◆ TASK TO CARRY OUT ◆
Go through the listing and copy each line with the string "strong".
▶
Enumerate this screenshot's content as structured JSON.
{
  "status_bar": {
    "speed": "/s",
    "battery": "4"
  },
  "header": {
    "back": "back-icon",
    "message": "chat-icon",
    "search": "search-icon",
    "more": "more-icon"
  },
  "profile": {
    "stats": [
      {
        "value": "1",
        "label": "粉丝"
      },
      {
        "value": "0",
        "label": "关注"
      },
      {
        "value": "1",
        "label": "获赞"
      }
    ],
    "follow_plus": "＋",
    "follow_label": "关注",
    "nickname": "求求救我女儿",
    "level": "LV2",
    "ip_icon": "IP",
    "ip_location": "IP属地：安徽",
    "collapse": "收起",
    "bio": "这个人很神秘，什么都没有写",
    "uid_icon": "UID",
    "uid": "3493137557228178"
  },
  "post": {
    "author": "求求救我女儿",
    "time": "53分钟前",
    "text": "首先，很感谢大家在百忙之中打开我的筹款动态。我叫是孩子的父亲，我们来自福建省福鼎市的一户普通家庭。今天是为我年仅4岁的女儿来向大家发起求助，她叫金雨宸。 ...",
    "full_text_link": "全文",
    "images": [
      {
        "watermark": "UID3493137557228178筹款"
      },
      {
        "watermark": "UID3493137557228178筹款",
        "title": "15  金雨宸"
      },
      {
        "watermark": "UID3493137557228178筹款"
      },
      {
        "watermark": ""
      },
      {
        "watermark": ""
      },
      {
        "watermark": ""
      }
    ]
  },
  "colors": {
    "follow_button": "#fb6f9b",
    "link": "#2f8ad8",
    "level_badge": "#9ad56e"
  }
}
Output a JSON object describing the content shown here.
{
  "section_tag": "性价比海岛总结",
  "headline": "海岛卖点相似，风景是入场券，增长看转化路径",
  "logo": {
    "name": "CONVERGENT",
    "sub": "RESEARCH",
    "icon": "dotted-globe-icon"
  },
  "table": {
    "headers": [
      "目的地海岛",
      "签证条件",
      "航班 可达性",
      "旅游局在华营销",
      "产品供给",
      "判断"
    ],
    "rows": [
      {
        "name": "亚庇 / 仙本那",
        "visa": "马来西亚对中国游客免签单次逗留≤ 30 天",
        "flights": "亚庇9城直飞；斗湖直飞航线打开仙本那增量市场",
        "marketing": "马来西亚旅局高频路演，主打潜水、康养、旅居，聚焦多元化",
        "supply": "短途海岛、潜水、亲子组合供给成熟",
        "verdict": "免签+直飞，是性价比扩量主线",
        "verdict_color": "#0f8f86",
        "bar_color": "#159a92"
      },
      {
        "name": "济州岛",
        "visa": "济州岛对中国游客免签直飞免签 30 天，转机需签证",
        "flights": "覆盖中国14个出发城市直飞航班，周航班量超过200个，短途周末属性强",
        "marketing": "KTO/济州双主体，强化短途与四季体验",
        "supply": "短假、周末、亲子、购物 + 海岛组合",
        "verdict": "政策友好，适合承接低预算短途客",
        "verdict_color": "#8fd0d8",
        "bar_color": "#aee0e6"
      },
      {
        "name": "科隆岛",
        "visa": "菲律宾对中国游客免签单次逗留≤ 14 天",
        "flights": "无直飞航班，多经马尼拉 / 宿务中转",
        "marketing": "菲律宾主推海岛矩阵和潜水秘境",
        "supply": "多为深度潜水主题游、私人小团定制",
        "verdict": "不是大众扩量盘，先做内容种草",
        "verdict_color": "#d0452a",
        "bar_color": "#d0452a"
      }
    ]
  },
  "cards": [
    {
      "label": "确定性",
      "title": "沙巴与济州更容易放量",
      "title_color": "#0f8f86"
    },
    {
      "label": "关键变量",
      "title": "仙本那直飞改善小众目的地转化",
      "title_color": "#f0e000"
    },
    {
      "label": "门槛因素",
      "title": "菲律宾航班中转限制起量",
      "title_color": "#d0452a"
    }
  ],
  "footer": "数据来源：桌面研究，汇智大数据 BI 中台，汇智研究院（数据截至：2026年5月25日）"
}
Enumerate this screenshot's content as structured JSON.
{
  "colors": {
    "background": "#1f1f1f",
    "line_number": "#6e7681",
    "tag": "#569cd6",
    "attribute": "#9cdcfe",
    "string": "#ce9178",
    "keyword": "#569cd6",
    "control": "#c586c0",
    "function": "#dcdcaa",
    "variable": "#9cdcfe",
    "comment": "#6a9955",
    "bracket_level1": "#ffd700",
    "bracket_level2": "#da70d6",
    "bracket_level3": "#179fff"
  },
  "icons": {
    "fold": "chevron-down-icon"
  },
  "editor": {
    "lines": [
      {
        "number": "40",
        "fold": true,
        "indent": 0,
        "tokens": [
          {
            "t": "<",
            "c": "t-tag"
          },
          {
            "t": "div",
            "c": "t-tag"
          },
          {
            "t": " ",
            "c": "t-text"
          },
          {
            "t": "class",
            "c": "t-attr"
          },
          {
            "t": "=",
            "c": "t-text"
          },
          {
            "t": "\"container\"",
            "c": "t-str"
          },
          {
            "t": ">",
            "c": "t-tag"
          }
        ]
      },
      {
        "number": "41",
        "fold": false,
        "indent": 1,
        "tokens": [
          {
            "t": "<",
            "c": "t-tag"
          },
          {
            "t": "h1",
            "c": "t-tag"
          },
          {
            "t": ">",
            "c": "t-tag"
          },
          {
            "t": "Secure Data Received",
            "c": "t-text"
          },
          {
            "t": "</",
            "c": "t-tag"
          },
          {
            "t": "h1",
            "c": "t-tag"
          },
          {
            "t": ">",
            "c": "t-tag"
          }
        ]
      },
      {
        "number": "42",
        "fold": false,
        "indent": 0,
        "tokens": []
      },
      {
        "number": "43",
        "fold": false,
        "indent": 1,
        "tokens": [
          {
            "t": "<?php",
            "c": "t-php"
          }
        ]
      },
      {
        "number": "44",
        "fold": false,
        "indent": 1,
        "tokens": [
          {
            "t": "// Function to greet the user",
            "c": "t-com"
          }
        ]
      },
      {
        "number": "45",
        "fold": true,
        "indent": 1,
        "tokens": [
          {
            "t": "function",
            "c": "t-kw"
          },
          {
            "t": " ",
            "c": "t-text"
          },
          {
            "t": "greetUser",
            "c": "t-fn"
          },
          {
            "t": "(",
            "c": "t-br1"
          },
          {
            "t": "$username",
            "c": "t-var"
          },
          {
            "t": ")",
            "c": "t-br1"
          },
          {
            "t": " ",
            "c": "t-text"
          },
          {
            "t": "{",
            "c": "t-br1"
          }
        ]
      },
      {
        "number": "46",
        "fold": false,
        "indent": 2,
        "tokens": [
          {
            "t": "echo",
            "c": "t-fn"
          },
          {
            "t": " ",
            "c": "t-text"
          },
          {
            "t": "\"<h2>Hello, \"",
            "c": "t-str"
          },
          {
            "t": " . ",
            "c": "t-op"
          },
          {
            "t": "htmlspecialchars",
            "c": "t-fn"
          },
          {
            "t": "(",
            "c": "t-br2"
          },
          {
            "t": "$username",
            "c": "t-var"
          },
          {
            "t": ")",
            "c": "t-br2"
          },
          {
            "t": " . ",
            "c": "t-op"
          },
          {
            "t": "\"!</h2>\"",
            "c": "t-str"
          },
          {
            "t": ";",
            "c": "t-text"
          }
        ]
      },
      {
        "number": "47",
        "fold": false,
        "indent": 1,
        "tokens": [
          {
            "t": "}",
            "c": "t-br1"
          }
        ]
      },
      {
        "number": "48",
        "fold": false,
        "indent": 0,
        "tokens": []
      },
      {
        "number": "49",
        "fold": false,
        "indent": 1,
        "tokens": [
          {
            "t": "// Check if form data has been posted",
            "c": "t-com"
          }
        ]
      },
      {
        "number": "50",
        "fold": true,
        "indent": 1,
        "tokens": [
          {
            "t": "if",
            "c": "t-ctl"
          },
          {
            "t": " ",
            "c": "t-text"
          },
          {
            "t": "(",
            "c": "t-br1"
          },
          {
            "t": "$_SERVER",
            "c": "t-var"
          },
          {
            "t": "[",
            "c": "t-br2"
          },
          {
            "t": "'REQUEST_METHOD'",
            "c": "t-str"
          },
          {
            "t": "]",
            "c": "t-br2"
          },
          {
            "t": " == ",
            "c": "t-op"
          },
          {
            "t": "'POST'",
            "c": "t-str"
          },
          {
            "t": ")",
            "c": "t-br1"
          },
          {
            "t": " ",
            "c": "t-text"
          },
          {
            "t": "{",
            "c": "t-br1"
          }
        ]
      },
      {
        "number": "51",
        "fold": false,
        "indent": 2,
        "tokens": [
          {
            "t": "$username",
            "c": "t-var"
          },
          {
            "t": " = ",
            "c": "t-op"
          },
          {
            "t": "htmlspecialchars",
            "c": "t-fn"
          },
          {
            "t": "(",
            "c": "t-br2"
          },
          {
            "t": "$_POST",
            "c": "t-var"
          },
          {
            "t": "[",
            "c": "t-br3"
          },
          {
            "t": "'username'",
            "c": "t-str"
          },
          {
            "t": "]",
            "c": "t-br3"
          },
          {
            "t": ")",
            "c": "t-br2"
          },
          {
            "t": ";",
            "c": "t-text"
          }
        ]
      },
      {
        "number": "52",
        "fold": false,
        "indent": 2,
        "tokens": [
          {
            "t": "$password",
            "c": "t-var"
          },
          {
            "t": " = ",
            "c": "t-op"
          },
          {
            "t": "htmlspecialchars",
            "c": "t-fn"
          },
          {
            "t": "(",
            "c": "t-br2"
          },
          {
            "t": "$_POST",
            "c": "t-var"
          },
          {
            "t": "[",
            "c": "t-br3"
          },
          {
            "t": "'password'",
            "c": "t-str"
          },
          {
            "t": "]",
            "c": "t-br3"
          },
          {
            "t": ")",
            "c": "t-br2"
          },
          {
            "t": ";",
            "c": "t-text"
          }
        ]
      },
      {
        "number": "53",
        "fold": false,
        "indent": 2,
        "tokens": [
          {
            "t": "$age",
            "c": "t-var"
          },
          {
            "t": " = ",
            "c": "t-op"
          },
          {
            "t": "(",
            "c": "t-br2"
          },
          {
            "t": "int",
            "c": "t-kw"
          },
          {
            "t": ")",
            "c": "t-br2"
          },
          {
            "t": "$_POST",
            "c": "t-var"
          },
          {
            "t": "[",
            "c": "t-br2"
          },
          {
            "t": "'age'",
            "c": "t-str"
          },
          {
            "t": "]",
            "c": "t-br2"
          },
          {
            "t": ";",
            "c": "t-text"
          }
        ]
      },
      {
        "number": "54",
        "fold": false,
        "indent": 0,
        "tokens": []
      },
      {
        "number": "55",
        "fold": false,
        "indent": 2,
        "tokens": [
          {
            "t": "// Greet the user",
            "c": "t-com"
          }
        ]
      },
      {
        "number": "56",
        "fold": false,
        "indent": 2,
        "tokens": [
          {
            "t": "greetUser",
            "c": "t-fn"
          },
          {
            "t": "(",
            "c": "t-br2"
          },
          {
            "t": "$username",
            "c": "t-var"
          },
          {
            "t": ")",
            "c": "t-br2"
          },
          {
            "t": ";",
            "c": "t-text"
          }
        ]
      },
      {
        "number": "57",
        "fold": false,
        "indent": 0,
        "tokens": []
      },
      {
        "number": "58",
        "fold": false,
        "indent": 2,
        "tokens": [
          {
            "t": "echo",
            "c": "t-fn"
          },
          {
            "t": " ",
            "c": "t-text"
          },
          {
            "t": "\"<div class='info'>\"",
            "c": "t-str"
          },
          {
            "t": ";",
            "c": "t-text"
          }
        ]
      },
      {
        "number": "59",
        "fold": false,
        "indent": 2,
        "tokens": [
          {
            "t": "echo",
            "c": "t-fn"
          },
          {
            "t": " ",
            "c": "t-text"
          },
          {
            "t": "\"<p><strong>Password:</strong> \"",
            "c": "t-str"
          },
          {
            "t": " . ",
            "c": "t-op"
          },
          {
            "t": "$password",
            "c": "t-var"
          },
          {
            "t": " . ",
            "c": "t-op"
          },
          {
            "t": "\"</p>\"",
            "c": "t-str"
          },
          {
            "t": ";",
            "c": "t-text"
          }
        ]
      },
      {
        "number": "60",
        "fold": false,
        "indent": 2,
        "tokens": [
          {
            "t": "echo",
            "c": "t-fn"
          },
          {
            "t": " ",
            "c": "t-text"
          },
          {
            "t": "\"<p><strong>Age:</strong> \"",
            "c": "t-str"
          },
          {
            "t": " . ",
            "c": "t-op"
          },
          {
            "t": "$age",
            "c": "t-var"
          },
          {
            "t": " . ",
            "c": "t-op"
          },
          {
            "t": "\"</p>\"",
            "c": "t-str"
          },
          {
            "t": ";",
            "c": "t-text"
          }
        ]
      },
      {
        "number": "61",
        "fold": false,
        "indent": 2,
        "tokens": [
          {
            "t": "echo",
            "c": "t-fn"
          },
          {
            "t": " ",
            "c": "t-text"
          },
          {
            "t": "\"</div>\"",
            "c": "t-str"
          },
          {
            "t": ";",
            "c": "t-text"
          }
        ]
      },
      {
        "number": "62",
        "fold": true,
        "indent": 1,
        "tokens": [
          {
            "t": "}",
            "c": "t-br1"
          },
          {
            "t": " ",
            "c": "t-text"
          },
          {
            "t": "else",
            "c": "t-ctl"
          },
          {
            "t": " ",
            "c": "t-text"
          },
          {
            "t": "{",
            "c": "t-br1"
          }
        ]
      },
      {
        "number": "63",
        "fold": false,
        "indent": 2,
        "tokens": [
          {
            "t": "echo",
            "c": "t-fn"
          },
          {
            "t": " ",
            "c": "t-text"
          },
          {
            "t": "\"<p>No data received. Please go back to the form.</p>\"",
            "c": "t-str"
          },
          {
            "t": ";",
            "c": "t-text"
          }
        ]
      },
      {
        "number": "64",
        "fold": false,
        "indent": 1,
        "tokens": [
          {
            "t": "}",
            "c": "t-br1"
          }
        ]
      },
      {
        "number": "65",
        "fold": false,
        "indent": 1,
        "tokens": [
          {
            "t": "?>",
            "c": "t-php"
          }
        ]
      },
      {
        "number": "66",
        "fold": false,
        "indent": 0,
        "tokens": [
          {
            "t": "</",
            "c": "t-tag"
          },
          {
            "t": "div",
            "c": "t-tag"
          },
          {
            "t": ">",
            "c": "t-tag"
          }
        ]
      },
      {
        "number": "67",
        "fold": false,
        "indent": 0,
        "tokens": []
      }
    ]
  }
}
◀
◆ SOLUTION TO THIS PROBLEM ◆
            "t": "\"<p><strong>Password:</strong> \"",
            "t": "\"<p><strong>Age:</strong> \"",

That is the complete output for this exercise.